--- Begin Provided entries ---
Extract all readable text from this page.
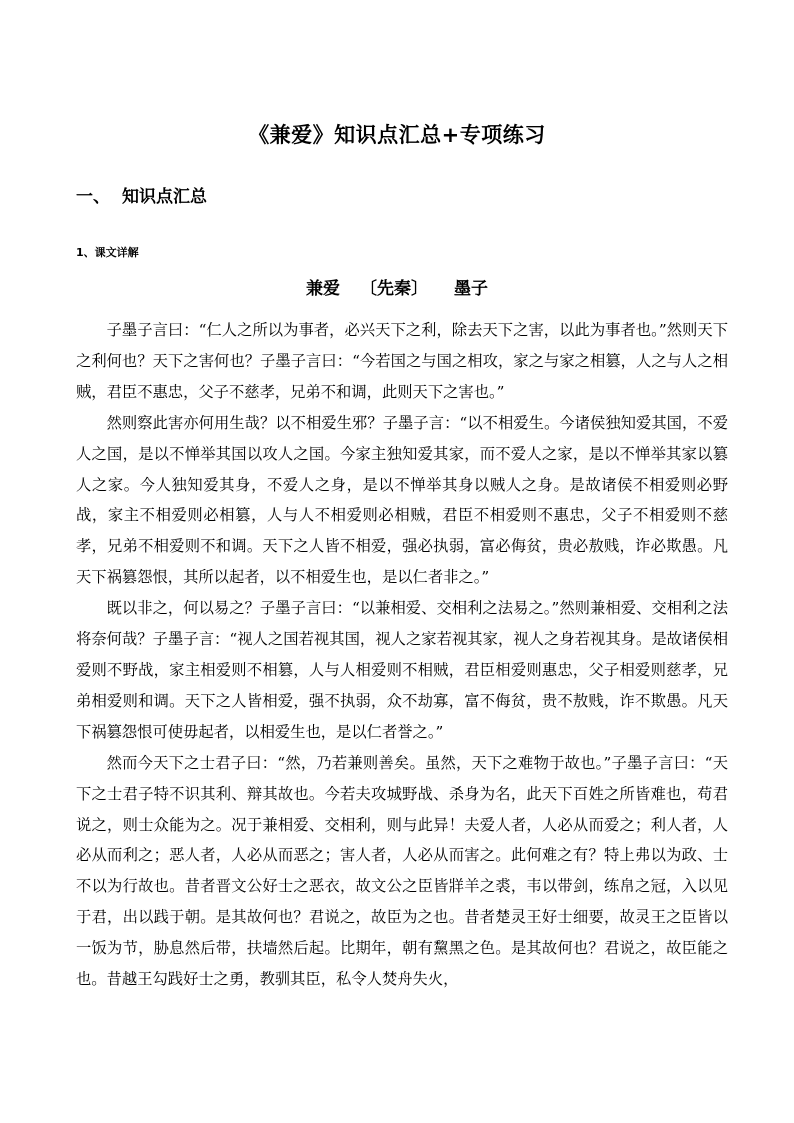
《兼爱》知识点汇总+专项练习
一、 知识点汇总
1、课文详解
兼爱 〔先秦〕 墨子

子墨子言曰：“仁人之所以为事者，必兴天下之利，除去天下之害，以此为事者也。”然则天下之利何也？天下之害何也？子墨子言曰：“今若国之与国之相攻，家之与家之相篡，人之与人之相贼，君臣不惠忠，父子不慈孝，兄弟不和调，此则天下之害也。”

然则察此害亦何用生哉？以不相爱生邪？子墨子言：“以不相爱生。今诸侯独知爱其国，不爱人之国，是以不惮举其国以攻人之国。今家主独知爱其家，而不爱人之家，是以不惮举其家以篡人之家。今人独知爱其身，不爱人之身，是以不惮举其身以贼人之身。是故诸侯不相爱则必野战，家主不相爱则必相篡，人与人不相爱则必相贼，君臣不相爱则不惠忠，父子不相爱则不慈孝，兄弟不相爱则不和调。天下之人皆不相爱，强必执弱，富必侮贫，贵必敖贱，诈必欺愚。凡天下祸篡怨恨，其所以起者，以不相爱生也，是以仁者非之。”

既以非之，何以易之？子墨子言曰：“以兼相爱、交相利之法易之。”然则兼相爱、交相利之法将奈何哉？子墨子言：“视人之国若视其国，视人之家若视其家，视人之身若视其身。是故诸侯相爱则不野战，家主相爱则不相篡，人与人相爱则不相贼，君臣相爱则惠忠，父子相爱则慈孝，兄弟相爱则和调。天下之人皆相爱，强不执弱，众不劫寡，富不侮贫，贵不敖贱，诈不欺愚。凡天下祸篡怨恨可使毋起者，以相爱生也，是以仁者誉之。”

然而今天下之士君子曰：“然，乃若兼则善矣。虽然，天下之难物于故也。”子墨子言曰：“天下之士君子特不识其利、辩其故也。今若夫攻城野战、杀身为名，此天下百姓之所皆难也，苟君说之，则士众能为之。况于兼相爱、交相利，则与此异！夫爱人者，人必从而爱之；利人者，人必从而利之；恶人者，人必从而恶之；害人者，人必从而害之。此何难之有？特上弗以为政、士不以为行故也。昔者晋文公好士之恶衣，故文公之臣皆牂羊之裘，韦以带剑，练帛之冠，入以见于君，出以践于朝。是其故何也？君说之，故臣为之也。昔者楚灵王好士细要，故灵王之臣皆以一饭为节，胁息然后带，扶墙然后起。比期年，朝有黧黑之色。是其故何也？君说之，故臣能之也。昔越王勾践好士之勇，教驯其臣，私令人焚舟失火，
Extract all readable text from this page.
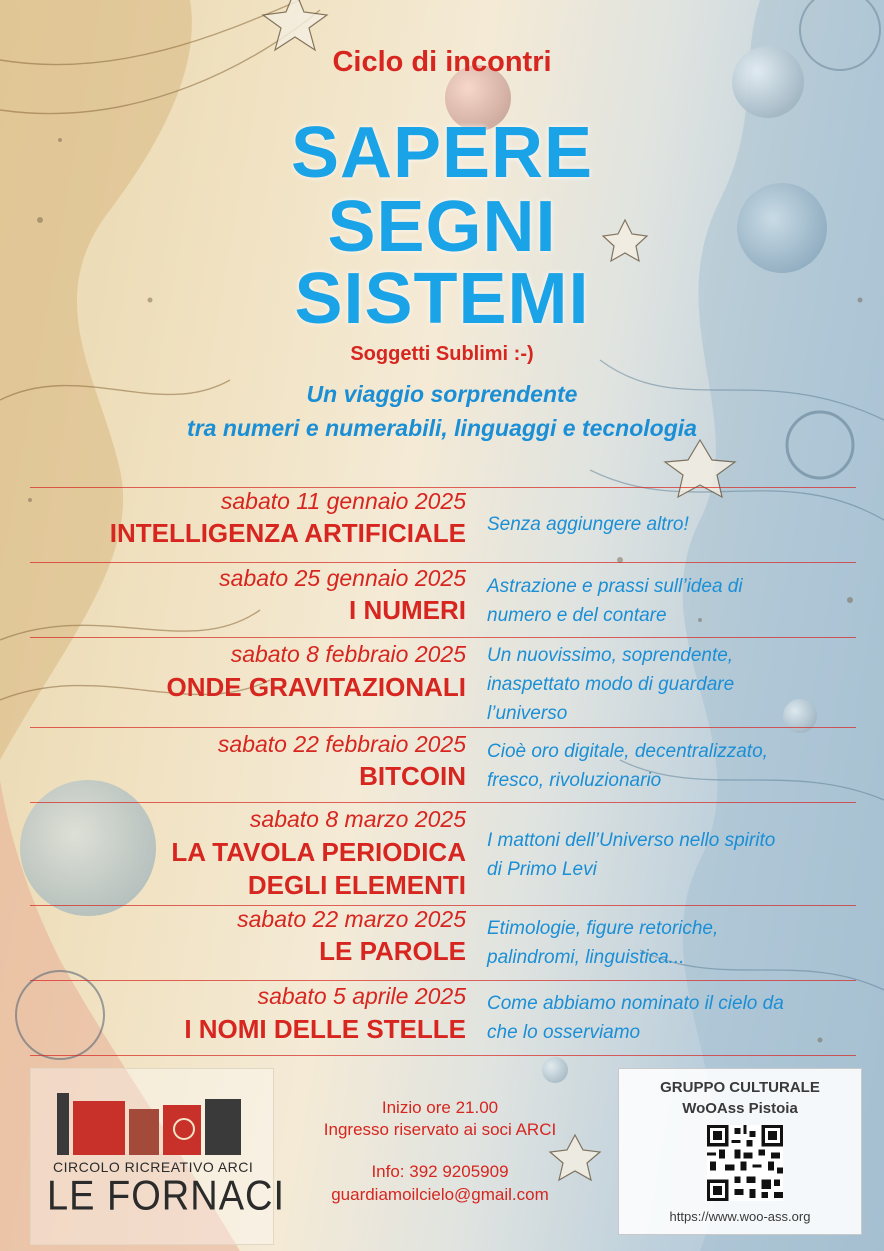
Ciclo di incontri
SAPERE
SEGNI
SISTEMI
Soggetti Sublimi :-)
Un viaggio sorprendente
tra numeri e numerabili, linguaggi e tecnologia
sabato 11 gennaio 2025
INTELLIGENZA ARTIFICIALE Senza aggiungere altro!
sabato 25 gennaio 2025
I NUMERI
Astrazione e prassi sull’idea di
numero e del contare
sabato 8 febbraio 2025
ONDE GRAVITAZIONALI
Un nuovissimo, soprendente,
inaspettato modo di guardare
l’universo
sabato 22 febbraio 2025
BITCOIN
Cioè oro digitale, decentralizzato,
fresco, rivoluzionario
sabato 8 marzo 2025
LA TAVOLA PERIODICA
DEGLI ELEMENTI
I mattoni dell’Universo nello spirito
di Primo Levi
sabato 22 marzo 2025
LE PAROLE
Etimologie, figure retoriche,
palindromi, linguistica...
sabato 5 aprile 2025
I NOMI DELLE STELLE
Come abbiamo nominato il cielo da
che lo osserviamo
CIRCOLO RICREATIVO ARCI
LE FORNACI
Inizio ore 21.00
Ingresso riservato ai soci ARCI
Info: 392 9205909
guardiamoilcielo@gmail.com
GRUPPO CULTURALE
WoOAss Pistoia
https://www.woo-ass.org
--- End Provided entries ---
* **Exercise objective**
The material above holds pictures; copy everything else in it exactly.

* **Solution to this task**
Extract all readable text from this page.
《兼爱》知识点汇总+专项练习
一、 知识点汇总
1、课文详解
兼爱 〔先秦〕 墨子

子墨子言曰：“仁人之所以为事者，必兴天下之利，除去天下之害，以此为事者也。”然则天下之利何也？天下之害何也？子墨子言曰：“今若国之与国之相攻，家之与家之相篡，人之与人之相贼，君臣不惠忠，父子不慈孝，兄弟不和调，此则天下之害也。”

然则察此害亦何用生哉？以不相爱生邪？子墨子言：“以不相爱生。今诸侯独知爱其国，不爱人之国，是以不惮举其国以攻人之国。今家主独知爱其家，而不爱人之家，是以不惮举其家以篡人之家。今人独知爱其身，不爱人之身，是以不惮举其身以贼人之身。是故诸侯不相爱则必野战，家主不相爱则必相篡，人与人不相爱则必相贼，君臣不相爱则不惠忠，父子不相爱则不慈孝，兄弟不相爱则不和调。天下之人皆不相爱，强必执弱，富必侮贫，贵必敖贱，诈必欺愚。凡天下祸篡怨恨，其所以起者，以不相爱生也，是以仁者非之。”

既以非之，何以易之？子墨子言曰：“以兼相爱、交相利之法易之。”然则兼相爱、交相利之法将奈何哉？子墨子言：“视人之国若视其国，视人之家若视其家，视人之身若视其身。是故诸侯相爱则不野战，家主相爱则不相篡，人与人相爱则不相贼，君臣相爱则惠忠，父子相爱则慈孝，兄弟相爱则和调。天下之人皆相爱，强不执弱，众不劫寡，富不侮贫，贵不敖贱，诈不欺愚。凡天下祸篡怨恨可使毋起者，以相爱生也，是以仁者誉之。”

然而今天下之士君子曰：“然，乃若兼则善矣。虽然，天下之难物于故也。”子墨子言曰：“天下之士君子特不识其利、辩其故也。今若夫攻城野战、杀身为名，此天下百姓之所皆难也，苟君说之，则士众能为之。况于兼相爱、交相利，则与此异！夫爱人者，人必从而爱之；利人者，人必从而利之；恶人者，人必从而恶之；害人者，人必从而害之。此何难之有？特上弗以为政、士不以为行故也。昔者晋文公好士之恶衣，故文公之臣皆牂羊之裘，韦以带剑，练帛之冠，入以见于君，出以践于朝。是其故何也？君说之，故臣为之也。昔者楚灵王好士细要，故灵王之臣皆以一饭为节，胁息然后带，扶墙然后起。比期年，朝有黧黑之色。是其故何也？君说之，故臣能之也。昔越王勾践好士之勇，教驯其臣，私令人焚舟失火，
Extract all readable text from this page.
Ciclo di incontri
SAPERE
SEGNI
SISTEMI
Soggetti Sublimi :-)
Un viaggio sorprendente
tra numeri e numerabili, linguaggi e tecnologia
sabato 11 gennaio 2025
INTELLIGENZA ARTIFICIALE Senza aggiungere altro!
sabato 25 gennaio 2025
I NUMERI
Astrazione e prassi sull’idea di
numero e del contare
sabato 8 febbraio 2025
ONDE GRAVITAZIONALI
Un nuovissimo, soprendente,
inaspettato modo di guardare
l’universo
sabato 22 febbraio 2025
BITCOIN
Cioè oro digitale, decentralizzato,
fresco, rivoluzionario
sabato 8 marzo 2025
LA TAVOLA PERIODICA
DEGLI ELEMENTI
I mattoni dell’Universo nello spirito
di Primo Levi
sabato 22 marzo 2025
LE PAROLE
Etimologie, figure retoriche,
palindromi, linguistica...
sabato 5 aprile 2025
I NOMI DELLE STELLE
Come abbiamo nominato il cielo da
che lo osserviamo
CIRCOLO RICREATIVO ARCI
LE FORNACI
Inizio ore 21.00
Ingresso riservato ai soci ARCI
Info: 392 9205909
guardiamoilcielo@gmail.com
GRUPPO CULTURALE
WoOAss Pistoia
https://www.woo-ass.org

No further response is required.